— Start Reading passage —

Very funny, but not light at all is Dave Sedaris's When You are Engulfed in Flames. I snorted all the way through this book, even though I'd read many of the essays before in the New Yorker. One not-so-humorous essay, "The Man in the Hut," made me uneasy. Not because of the hut man's alleged crimes, but because of Sedaris's ostracism of a clearly incapacitated person. Even so, Sedaris's impulse is completely human and understandable, if not laudable, which is what often makes his writing so complex, honest, and cringeworthy. My favorite essay was "The Smoking Section."

— End Reading passage —
— Start Source excerpt —

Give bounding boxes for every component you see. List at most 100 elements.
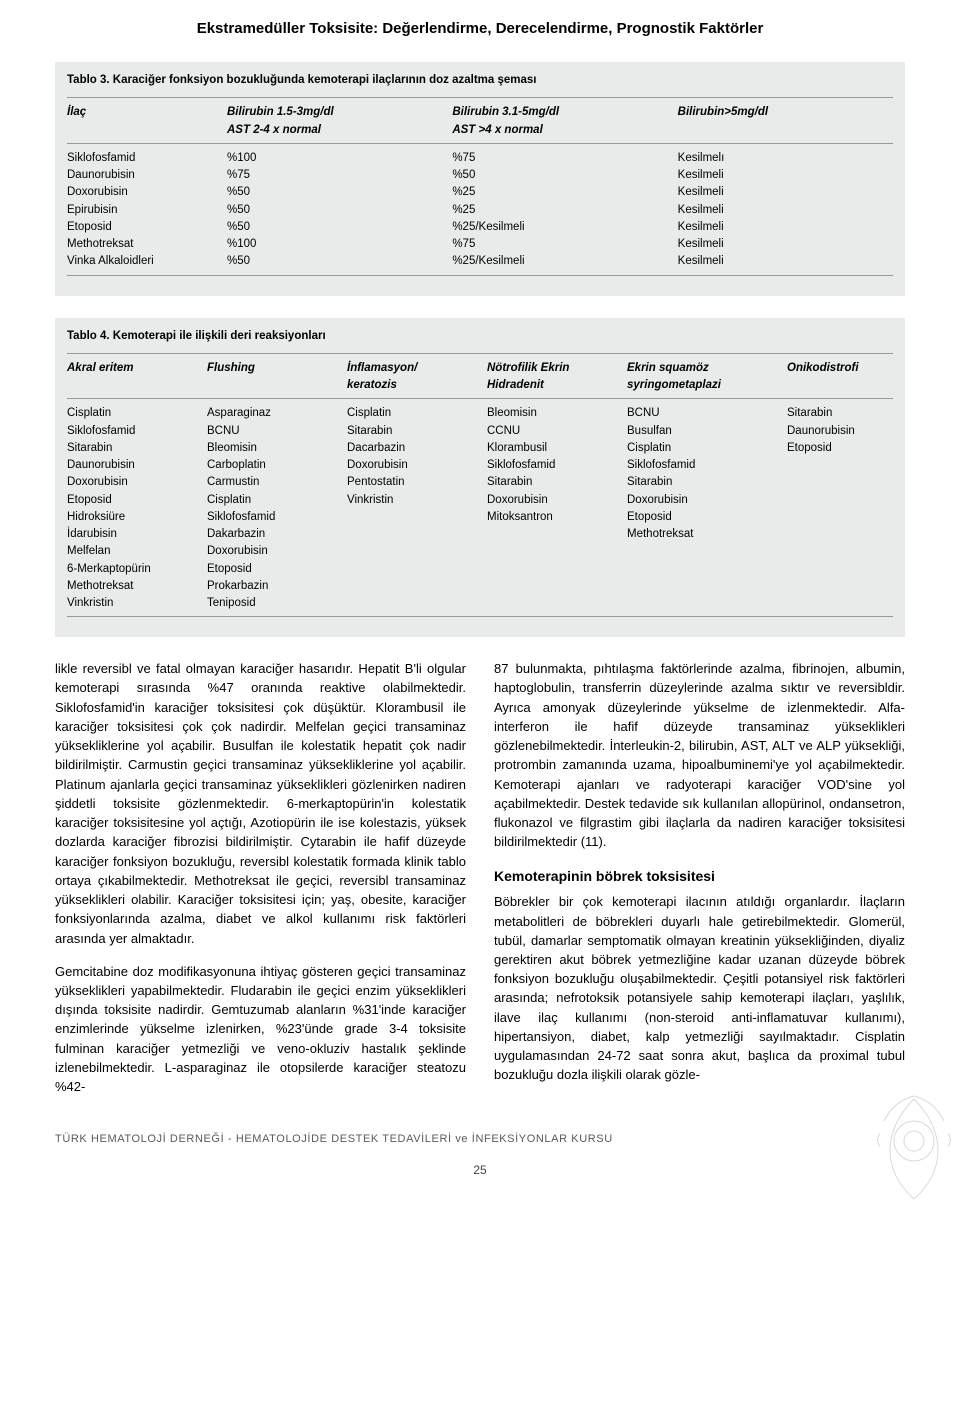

— End Source excerpt —

■ Directives:
- 1) List every title of a published work named in the review of the David Sedaris book.
- 2) Pick up the review of the David Sedaris essay collection after its last sentence and carry it forward.

■ Results:
- 1)
When You are Engulfed in Flames
New Yorker
"The Man in the Hut"
"The Smoking Section"

- 2)
After reading McCullers's Reflections in a Golden Eye, I decided to take on another Southern work that is more likely to stick to my ribs--Faulkner's Sartoris. Usually, I love McCullers's work, because she, unlike many famed Southern writers, often wins that game of chicken with sentimentality. Here, however, she fell into the potboiler trap. The book is sensational. Aside from a few wonderful, canny observations and descriptions, it really isn't her best work in terms of character development or plot.
I've just begun Sartoris, not the longest book on my list of summer reads, but Faulkner's prose is so dense I'll need help just to hold the thing close enough to my eyes to read it. I'll still be reading it a month from now, but there are much worse ways to pass the dog days.